**Exercise input:**
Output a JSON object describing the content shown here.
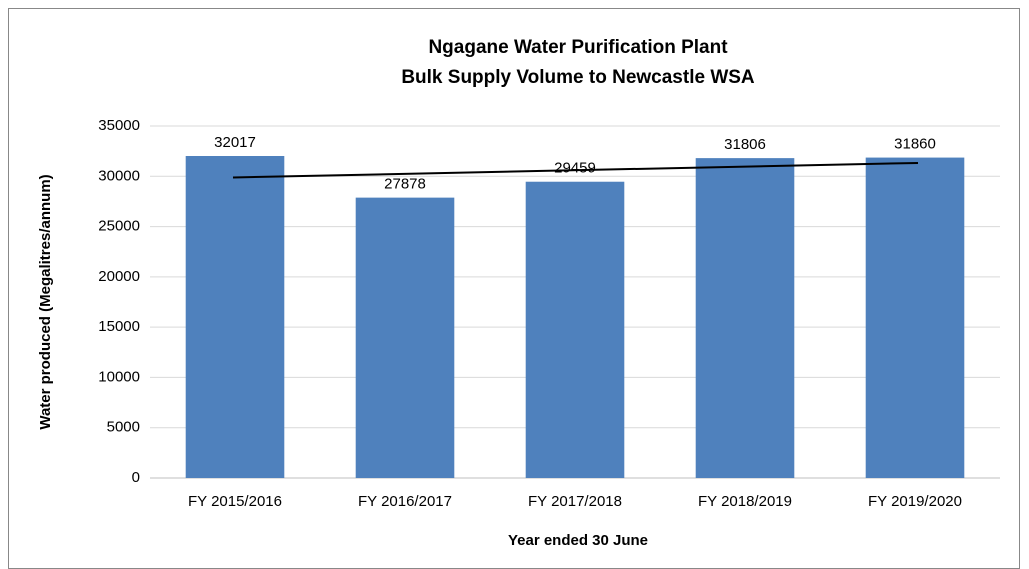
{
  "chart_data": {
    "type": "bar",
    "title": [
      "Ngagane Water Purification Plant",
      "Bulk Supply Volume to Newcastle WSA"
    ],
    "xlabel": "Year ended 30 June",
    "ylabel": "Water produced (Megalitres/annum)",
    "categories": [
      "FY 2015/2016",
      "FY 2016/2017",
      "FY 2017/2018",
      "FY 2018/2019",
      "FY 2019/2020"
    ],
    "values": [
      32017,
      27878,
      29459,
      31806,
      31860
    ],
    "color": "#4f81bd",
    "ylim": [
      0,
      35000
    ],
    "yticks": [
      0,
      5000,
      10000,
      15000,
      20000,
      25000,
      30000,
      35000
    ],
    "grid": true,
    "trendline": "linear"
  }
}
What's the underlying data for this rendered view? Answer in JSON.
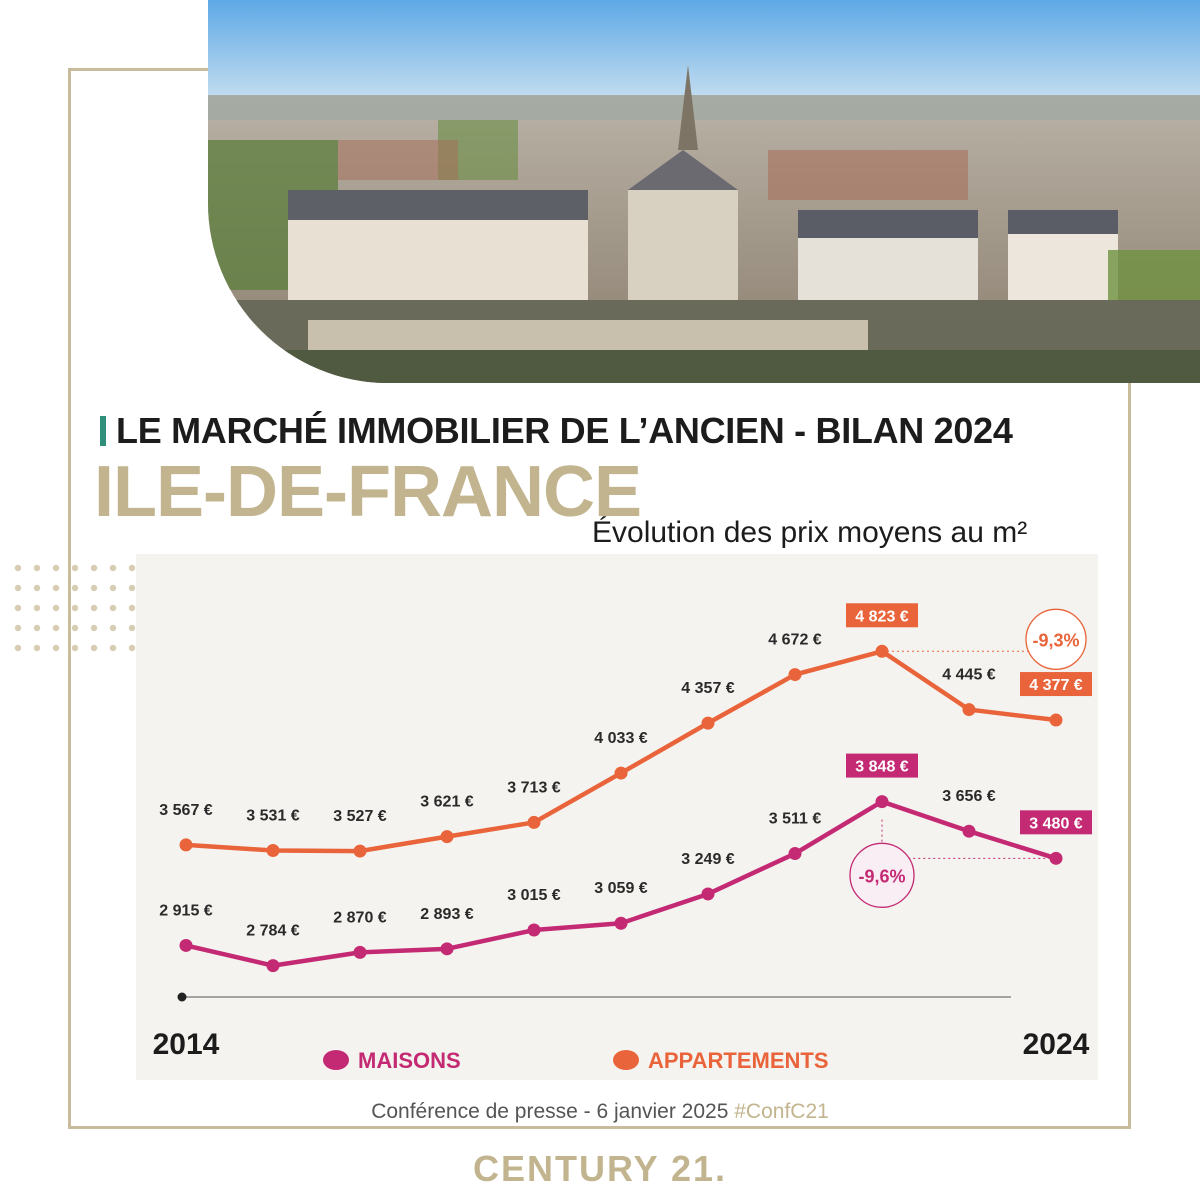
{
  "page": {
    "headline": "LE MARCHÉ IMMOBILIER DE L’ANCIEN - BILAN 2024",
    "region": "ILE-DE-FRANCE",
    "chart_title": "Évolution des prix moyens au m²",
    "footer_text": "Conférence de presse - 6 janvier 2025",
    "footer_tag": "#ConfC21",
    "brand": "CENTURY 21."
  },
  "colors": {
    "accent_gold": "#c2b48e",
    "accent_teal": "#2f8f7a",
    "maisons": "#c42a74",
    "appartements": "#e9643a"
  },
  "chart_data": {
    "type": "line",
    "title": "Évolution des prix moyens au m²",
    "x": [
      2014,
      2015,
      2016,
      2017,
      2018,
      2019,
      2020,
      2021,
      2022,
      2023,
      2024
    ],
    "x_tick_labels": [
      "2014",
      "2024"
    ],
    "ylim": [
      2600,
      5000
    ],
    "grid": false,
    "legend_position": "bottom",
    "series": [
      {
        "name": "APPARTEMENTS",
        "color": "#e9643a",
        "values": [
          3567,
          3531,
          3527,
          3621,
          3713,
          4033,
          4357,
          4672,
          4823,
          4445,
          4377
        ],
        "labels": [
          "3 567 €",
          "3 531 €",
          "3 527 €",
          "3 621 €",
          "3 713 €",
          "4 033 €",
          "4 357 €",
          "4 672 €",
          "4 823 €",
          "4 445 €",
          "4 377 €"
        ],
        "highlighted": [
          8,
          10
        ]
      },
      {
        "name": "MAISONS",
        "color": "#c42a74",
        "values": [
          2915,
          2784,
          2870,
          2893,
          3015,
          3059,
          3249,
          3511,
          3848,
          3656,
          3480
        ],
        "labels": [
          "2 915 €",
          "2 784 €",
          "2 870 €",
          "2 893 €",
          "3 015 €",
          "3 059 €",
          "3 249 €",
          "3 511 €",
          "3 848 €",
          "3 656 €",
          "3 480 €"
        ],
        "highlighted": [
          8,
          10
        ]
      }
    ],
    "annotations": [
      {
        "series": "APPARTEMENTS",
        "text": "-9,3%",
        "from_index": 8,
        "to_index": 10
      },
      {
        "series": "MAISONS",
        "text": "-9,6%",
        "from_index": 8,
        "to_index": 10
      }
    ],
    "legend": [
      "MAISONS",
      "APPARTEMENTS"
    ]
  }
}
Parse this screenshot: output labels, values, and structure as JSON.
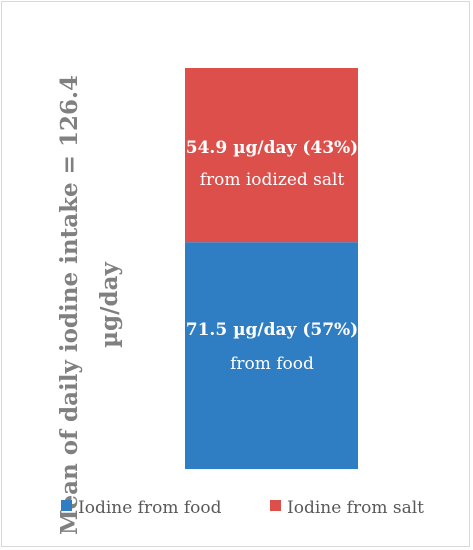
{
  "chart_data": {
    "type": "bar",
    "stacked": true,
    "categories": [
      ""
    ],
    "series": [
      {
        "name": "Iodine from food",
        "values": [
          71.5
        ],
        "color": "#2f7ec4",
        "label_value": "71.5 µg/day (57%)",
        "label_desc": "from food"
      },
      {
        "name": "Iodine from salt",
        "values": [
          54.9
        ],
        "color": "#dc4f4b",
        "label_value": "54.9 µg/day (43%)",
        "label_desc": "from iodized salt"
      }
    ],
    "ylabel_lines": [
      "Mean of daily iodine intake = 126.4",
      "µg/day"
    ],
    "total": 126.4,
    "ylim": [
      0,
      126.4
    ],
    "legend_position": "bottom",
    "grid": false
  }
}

* * *

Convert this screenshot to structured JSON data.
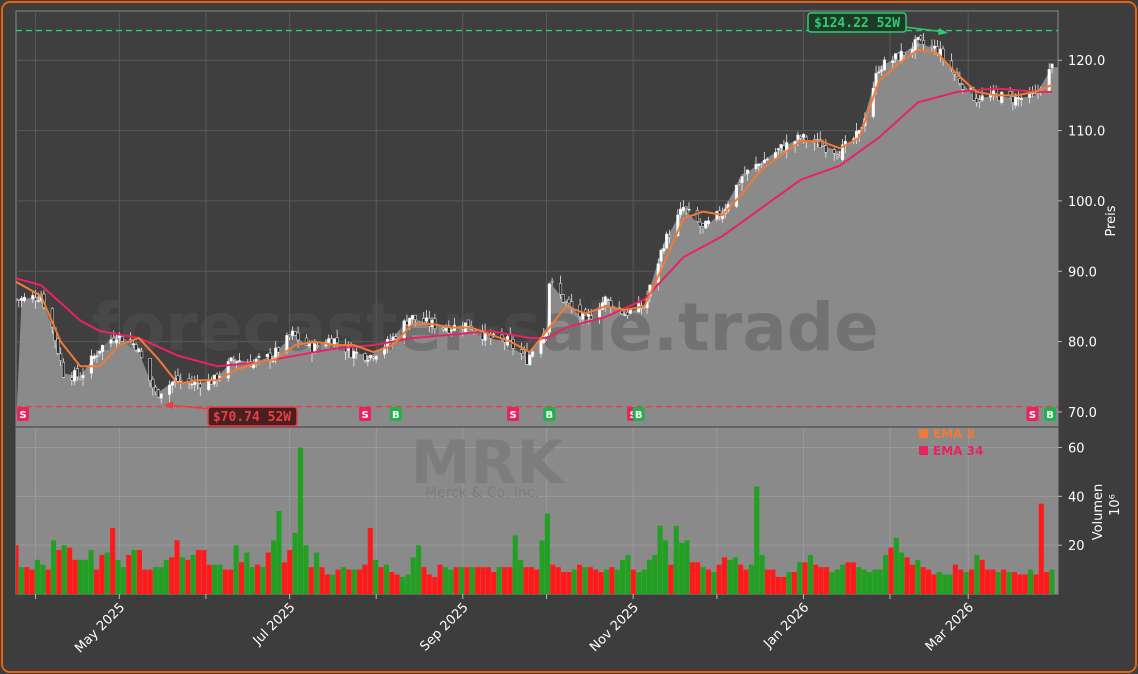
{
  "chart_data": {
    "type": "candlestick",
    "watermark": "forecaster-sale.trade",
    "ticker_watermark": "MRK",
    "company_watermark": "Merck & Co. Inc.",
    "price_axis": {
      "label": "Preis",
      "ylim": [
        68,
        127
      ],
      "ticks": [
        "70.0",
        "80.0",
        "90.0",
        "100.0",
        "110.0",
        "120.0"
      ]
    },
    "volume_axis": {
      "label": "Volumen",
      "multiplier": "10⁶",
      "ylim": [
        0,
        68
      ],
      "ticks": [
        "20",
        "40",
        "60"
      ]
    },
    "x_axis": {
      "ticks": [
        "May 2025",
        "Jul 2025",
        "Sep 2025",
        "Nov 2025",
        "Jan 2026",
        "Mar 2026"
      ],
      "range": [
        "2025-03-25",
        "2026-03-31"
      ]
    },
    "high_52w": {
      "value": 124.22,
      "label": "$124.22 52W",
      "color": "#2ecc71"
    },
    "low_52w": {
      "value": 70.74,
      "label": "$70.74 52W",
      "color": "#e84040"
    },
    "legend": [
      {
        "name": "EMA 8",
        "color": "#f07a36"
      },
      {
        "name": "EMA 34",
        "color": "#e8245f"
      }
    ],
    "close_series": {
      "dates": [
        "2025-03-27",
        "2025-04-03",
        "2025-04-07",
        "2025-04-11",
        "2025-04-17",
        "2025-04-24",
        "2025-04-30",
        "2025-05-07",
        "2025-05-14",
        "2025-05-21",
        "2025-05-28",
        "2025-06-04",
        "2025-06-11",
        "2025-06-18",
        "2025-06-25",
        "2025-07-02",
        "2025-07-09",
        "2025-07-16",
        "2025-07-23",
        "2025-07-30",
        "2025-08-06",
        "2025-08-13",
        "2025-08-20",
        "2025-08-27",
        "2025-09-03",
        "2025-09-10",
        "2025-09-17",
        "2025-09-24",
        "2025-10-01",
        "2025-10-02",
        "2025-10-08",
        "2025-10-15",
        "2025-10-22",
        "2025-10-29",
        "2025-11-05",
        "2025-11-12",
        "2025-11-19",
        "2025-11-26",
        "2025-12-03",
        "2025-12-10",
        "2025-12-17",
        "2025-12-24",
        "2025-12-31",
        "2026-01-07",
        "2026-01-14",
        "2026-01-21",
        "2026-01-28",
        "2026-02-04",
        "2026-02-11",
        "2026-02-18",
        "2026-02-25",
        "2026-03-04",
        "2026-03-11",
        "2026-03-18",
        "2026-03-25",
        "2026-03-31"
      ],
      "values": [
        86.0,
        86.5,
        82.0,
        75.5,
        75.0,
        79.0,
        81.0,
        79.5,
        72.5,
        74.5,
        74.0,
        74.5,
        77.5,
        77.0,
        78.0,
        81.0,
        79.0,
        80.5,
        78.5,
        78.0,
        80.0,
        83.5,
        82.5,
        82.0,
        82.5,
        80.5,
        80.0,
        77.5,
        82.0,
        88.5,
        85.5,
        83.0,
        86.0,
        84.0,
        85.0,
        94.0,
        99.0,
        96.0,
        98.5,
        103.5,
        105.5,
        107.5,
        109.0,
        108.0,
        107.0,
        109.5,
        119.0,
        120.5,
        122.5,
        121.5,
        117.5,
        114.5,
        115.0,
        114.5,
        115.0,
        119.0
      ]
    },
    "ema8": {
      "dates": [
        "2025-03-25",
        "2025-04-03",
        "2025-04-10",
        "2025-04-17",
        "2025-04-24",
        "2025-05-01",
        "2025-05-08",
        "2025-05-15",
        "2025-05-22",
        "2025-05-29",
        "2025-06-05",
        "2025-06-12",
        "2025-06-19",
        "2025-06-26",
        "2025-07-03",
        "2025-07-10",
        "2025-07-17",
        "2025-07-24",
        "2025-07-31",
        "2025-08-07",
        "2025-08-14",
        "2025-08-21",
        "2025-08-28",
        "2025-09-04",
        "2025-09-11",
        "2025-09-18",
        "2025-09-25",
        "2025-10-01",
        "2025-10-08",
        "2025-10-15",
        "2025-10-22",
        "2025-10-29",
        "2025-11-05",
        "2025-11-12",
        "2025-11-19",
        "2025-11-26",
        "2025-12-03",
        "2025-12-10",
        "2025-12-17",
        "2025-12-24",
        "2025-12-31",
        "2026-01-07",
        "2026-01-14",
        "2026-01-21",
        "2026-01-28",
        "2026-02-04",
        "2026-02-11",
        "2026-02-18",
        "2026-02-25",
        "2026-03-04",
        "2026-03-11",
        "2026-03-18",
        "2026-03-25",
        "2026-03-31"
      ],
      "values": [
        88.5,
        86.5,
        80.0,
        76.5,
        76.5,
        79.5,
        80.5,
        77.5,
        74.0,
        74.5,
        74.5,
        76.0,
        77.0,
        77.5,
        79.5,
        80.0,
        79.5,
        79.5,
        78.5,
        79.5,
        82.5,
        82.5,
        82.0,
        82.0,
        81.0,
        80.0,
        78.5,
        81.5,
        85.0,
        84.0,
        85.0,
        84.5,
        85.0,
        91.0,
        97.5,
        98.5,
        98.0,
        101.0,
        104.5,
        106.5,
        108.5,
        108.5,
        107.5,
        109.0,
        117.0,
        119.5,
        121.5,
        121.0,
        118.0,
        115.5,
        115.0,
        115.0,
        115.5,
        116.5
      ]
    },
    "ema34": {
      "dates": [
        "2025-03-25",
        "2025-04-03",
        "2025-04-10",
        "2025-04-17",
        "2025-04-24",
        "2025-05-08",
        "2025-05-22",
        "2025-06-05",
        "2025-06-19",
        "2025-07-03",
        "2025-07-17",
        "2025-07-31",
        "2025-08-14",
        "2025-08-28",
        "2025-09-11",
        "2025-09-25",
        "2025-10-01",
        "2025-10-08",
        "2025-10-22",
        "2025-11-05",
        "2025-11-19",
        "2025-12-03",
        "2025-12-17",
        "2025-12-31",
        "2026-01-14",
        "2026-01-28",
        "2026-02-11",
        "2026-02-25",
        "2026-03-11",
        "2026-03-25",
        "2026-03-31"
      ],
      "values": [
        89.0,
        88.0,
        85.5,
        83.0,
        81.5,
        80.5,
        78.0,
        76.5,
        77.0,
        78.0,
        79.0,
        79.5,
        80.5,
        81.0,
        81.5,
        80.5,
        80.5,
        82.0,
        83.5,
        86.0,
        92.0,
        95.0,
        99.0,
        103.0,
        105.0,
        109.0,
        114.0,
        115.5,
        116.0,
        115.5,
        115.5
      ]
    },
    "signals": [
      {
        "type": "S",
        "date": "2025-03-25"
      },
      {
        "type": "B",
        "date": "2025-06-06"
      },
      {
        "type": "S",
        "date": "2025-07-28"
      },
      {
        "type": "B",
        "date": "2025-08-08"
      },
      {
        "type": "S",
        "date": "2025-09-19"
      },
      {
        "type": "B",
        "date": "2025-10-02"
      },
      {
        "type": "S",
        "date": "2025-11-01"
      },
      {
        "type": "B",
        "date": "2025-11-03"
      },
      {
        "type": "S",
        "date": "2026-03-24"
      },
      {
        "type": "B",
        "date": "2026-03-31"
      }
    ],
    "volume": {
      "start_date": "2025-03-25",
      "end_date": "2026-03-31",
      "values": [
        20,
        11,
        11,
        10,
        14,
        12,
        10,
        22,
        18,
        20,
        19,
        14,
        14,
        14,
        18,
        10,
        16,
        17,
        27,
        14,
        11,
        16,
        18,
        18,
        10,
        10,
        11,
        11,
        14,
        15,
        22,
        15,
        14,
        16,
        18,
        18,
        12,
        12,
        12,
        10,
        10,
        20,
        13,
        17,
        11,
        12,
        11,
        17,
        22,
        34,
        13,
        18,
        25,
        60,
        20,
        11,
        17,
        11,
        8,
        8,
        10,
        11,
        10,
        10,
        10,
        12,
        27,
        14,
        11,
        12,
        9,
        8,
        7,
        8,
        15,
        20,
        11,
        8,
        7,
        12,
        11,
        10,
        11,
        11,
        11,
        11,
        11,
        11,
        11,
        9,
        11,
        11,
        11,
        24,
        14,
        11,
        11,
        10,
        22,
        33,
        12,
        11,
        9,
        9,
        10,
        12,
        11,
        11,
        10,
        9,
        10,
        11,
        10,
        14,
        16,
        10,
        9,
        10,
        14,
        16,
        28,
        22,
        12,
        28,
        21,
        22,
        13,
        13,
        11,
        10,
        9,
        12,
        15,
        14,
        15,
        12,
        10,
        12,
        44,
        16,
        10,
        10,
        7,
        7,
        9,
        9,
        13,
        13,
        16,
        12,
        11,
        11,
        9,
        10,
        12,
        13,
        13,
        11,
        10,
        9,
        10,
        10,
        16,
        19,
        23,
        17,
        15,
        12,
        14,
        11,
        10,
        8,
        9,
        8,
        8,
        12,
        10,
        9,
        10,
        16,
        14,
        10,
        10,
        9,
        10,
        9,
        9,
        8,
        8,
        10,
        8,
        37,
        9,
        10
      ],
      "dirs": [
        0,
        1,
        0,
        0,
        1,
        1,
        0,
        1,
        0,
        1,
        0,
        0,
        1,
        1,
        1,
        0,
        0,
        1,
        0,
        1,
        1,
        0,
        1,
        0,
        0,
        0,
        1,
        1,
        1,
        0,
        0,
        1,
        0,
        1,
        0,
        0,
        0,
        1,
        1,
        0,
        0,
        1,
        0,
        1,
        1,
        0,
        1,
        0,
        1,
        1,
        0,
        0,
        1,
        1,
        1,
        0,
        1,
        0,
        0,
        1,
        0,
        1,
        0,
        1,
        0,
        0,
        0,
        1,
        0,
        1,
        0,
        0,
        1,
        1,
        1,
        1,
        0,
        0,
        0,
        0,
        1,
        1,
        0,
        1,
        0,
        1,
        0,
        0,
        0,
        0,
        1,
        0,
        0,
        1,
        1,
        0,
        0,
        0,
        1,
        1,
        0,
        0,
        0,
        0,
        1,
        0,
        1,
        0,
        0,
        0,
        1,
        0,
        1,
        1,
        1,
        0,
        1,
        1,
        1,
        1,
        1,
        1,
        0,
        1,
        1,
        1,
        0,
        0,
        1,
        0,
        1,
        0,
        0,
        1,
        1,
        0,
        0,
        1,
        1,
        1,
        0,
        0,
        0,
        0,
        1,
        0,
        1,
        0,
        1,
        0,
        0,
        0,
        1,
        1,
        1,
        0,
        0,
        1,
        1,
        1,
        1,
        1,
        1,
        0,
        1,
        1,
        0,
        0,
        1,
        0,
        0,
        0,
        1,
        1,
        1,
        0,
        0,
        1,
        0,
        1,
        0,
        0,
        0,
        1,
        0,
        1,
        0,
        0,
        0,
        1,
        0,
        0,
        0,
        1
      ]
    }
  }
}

**Prompt:**
Select the lines in this material that hold the word "moyens", leaving none out.

**The completed task:**
    "chart_title": "Évolution des prix moyens au m²",
    "title": "Évolution des prix moyens au m²",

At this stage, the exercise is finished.